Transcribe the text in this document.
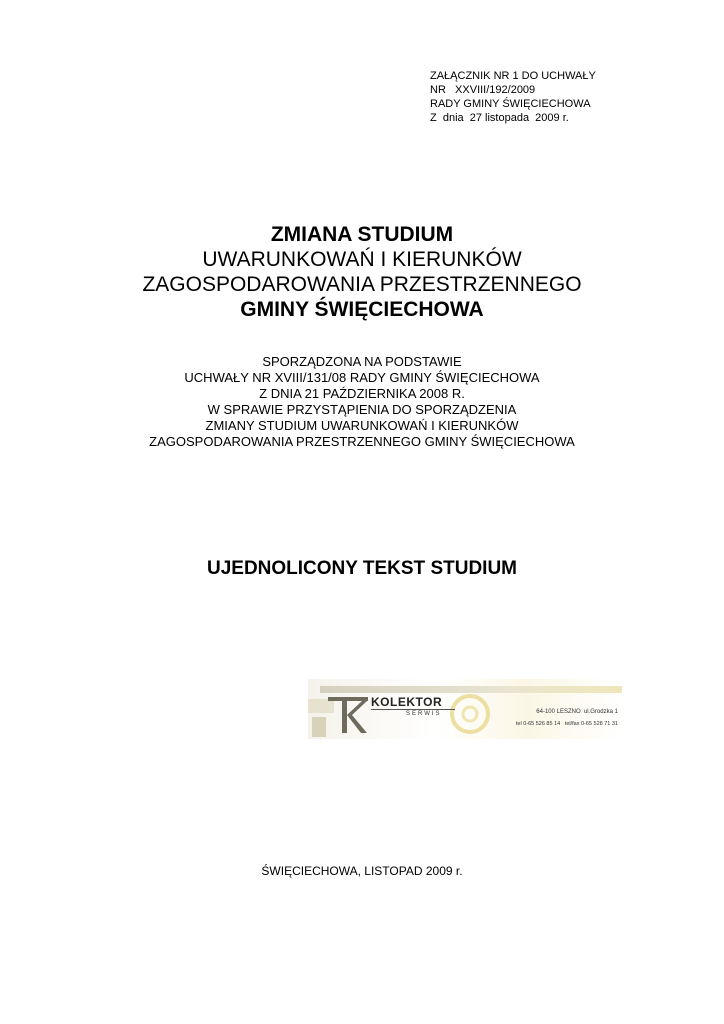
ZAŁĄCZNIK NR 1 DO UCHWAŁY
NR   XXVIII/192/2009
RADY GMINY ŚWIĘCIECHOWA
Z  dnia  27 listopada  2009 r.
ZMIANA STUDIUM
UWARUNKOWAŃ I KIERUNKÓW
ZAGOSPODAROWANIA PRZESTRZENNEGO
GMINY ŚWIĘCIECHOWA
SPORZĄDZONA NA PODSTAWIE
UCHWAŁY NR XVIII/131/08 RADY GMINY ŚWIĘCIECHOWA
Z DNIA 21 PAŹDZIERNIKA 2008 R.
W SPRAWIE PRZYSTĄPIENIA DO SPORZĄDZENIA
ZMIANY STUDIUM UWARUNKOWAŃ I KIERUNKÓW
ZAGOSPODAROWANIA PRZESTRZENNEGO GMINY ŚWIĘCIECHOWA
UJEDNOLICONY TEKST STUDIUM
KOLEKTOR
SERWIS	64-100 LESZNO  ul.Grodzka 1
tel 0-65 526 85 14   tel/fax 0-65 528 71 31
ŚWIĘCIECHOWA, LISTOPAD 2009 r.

● ● ●

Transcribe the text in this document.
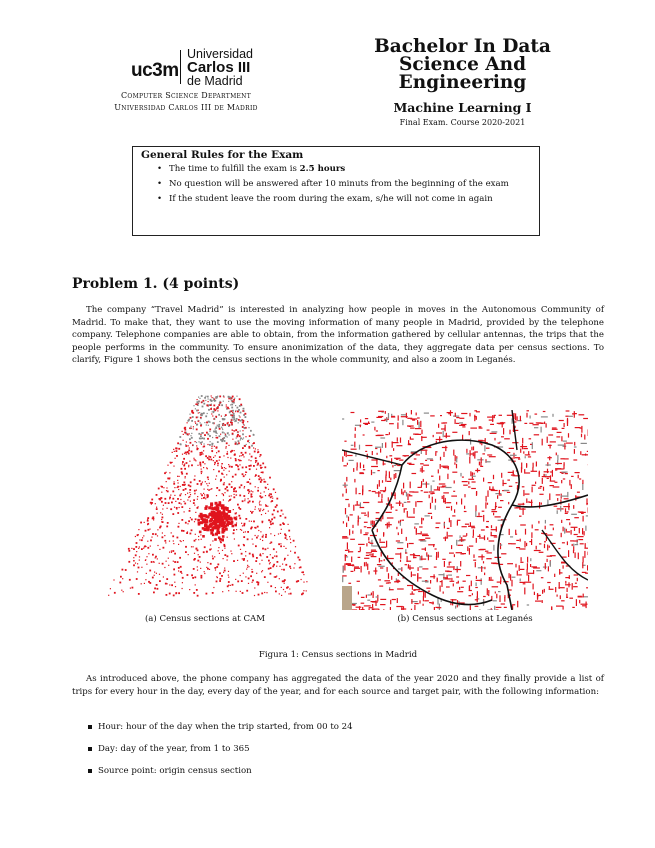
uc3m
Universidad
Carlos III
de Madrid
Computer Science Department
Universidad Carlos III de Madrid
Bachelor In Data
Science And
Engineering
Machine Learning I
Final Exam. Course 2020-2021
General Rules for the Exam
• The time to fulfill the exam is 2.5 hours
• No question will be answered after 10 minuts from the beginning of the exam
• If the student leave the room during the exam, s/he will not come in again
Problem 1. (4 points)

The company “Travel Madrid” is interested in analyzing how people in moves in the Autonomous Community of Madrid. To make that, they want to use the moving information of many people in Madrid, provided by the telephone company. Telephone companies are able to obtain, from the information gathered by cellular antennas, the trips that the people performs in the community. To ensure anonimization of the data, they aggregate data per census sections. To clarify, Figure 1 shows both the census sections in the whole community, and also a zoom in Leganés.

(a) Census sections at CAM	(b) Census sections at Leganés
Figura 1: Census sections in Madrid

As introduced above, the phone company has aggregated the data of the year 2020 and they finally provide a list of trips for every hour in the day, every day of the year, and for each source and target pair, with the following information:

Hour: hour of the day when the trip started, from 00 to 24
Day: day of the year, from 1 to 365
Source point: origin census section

● ● ●

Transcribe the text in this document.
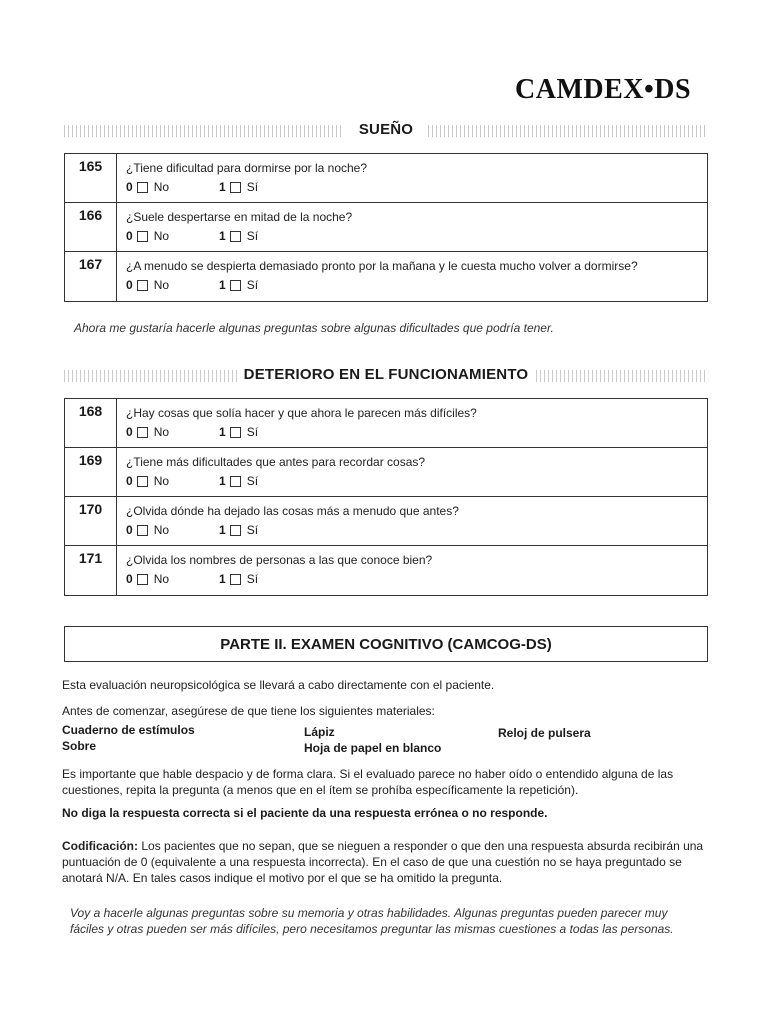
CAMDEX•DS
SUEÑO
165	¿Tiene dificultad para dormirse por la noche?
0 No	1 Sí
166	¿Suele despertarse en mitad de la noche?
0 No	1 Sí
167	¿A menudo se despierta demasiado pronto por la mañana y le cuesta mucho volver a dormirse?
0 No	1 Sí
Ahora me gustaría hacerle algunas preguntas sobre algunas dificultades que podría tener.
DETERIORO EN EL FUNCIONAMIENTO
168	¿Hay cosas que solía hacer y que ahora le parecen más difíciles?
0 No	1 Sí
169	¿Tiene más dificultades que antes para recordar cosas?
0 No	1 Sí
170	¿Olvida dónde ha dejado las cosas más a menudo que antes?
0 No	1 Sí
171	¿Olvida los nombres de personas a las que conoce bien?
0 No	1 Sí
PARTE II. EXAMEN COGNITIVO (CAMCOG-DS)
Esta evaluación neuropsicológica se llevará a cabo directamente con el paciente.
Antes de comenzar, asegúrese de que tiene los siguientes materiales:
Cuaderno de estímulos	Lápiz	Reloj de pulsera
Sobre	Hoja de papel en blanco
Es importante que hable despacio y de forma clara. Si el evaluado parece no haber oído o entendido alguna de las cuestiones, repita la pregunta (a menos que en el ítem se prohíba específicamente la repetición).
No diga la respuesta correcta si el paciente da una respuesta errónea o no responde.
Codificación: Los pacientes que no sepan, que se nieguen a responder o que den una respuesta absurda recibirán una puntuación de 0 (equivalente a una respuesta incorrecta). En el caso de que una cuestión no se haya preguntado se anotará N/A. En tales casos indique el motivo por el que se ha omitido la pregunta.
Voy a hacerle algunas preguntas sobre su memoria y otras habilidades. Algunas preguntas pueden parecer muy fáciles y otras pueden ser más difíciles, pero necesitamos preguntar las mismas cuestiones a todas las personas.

● ● ●

Give the count of lines holding the word "will" and nothing more.

2